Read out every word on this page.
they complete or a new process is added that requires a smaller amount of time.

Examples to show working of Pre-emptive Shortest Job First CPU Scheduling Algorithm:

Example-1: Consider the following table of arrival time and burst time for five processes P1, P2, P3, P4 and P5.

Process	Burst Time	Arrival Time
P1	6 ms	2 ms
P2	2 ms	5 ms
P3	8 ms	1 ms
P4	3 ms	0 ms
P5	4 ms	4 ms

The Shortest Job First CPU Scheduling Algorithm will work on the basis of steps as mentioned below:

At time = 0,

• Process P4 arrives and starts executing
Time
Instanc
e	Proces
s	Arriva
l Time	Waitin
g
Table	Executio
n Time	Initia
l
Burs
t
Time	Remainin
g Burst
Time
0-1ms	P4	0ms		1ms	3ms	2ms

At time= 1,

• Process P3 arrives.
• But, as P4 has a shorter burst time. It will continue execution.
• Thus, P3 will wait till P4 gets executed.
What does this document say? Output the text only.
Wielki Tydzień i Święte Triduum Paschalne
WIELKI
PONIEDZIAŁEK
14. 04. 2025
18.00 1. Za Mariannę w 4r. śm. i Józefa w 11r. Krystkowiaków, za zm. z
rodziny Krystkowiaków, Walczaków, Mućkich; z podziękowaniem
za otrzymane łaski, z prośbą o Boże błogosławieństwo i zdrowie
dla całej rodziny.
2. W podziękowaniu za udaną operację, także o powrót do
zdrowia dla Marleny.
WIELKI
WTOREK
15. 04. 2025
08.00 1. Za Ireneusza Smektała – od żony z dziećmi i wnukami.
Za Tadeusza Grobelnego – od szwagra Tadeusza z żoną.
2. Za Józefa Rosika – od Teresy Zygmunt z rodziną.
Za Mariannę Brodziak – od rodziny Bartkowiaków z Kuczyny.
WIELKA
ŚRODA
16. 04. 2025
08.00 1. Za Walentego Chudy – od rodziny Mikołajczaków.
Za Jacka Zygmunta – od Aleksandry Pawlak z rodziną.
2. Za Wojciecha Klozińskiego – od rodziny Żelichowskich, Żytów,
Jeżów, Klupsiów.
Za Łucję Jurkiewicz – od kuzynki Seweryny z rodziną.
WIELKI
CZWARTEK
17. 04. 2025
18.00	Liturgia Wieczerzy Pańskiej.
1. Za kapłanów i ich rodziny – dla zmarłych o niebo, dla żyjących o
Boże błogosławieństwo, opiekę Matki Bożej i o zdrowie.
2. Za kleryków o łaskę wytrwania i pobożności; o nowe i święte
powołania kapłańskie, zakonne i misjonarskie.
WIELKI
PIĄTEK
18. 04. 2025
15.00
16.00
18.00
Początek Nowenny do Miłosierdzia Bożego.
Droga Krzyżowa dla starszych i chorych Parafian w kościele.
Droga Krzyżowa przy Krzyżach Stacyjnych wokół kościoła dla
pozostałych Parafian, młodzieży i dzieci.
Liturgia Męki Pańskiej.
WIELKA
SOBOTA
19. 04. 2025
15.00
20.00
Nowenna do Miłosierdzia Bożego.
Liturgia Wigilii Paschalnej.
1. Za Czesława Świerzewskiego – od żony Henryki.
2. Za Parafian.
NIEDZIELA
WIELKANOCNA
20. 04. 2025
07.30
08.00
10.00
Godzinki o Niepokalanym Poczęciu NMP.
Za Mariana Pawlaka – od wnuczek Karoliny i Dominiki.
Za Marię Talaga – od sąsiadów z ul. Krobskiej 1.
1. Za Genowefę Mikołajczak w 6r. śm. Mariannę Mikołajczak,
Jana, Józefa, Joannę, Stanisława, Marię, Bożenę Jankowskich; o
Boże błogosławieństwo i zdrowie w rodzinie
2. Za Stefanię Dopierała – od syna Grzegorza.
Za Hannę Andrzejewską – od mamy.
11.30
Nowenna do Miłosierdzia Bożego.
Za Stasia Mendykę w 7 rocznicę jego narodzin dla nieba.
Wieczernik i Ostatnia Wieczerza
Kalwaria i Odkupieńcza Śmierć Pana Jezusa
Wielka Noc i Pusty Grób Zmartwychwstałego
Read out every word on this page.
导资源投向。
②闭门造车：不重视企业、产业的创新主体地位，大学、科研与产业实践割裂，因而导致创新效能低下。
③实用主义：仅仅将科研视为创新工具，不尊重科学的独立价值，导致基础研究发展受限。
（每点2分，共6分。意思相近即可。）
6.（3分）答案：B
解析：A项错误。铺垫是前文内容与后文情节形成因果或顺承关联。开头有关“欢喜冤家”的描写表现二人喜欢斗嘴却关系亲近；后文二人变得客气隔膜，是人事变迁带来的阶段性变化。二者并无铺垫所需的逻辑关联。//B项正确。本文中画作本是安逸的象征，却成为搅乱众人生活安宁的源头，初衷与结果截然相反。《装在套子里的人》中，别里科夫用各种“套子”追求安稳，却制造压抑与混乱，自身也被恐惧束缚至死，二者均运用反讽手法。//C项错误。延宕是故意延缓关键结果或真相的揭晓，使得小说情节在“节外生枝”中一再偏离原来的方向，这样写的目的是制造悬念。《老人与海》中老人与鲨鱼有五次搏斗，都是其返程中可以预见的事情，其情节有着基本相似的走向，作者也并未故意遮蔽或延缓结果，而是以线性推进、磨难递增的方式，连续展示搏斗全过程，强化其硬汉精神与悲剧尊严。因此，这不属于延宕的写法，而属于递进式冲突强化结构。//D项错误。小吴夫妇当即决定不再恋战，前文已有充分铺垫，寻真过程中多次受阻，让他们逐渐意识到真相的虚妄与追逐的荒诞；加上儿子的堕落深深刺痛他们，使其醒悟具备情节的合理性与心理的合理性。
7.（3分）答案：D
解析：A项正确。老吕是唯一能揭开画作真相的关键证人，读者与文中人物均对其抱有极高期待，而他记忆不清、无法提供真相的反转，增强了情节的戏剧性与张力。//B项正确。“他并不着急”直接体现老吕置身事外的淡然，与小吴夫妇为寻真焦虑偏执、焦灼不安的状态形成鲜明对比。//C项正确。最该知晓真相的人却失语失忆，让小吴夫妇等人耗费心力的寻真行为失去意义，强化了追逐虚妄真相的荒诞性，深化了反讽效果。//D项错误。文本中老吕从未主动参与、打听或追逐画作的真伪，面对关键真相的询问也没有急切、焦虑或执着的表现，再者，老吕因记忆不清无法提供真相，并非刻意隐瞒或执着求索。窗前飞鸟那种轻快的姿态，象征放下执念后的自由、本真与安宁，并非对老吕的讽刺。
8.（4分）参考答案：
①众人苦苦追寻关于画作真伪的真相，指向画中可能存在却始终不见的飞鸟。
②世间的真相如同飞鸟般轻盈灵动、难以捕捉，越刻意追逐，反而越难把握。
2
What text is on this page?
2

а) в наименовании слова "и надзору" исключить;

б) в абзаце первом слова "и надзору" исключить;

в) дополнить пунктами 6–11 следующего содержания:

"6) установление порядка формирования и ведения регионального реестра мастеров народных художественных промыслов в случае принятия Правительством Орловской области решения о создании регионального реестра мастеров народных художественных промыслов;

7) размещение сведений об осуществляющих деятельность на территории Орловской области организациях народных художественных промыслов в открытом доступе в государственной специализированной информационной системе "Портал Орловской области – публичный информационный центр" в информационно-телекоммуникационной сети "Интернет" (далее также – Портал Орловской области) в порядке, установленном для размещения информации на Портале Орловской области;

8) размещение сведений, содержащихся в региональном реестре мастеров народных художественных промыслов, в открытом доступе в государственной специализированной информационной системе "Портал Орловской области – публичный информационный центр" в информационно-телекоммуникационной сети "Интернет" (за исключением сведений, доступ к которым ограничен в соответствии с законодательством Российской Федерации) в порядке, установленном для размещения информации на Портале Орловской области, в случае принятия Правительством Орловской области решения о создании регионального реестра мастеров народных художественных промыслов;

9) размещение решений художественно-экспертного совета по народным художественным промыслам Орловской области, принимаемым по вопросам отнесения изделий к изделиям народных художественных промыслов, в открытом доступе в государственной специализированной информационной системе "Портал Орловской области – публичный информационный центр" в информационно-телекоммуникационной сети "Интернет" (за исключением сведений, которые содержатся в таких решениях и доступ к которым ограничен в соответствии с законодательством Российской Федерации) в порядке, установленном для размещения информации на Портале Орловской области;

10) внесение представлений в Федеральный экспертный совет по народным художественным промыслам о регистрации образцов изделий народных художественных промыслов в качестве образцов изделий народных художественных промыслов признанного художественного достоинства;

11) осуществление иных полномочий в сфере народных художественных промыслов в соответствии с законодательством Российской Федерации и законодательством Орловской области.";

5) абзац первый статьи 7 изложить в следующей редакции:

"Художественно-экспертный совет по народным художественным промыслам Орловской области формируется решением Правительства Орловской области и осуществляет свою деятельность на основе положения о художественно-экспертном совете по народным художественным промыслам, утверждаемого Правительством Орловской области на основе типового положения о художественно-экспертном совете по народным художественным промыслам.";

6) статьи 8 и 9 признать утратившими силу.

=== REQUEST ===
Read the entries above, then pull out the lines that include "соответствии".

=== SOLUTION BELOW ===
8) размещение сведений, содержащихся в региональном реестре мастеров народных художественных промыслов, в открытом доступе в государственной специализированной информационной системе "Портал Орловской области – публичный информационный центр" в информационно-телекоммуникационной сети "Интернет" (за исключением сведений, доступ к которым ограничен в соответствии с законодательством Российской Федерации) в порядке, установленном для размещения информации на Портале Орловской области, в случае принятия Правительством Орловской области решения о создании регионального реестра мастеров народных художественных промыслов;
9) размещение решений художественно-экспертного совета по народным художественным промыслам Орловской области, принимаемым по вопросам отнесения изделий к изделиям народных художественных промыслов, в открытом доступе в государственной специализированной информационной системе "Портал Орловской области – публичный информационный центр" в информационно-телекоммуникационной сети "Интернет" (за исключением сведений, которые содержатся в таких решениях и доступ к которым ограничен в соответствии с законодательством Российской Федерации) в порядке, установленном для размещения информации на Портале Орловской области;
11) осуществление иных полномочий в сфере народных художественных промыслов в соответствии с законодательством Российской Федерации и законодательством Орловской области.";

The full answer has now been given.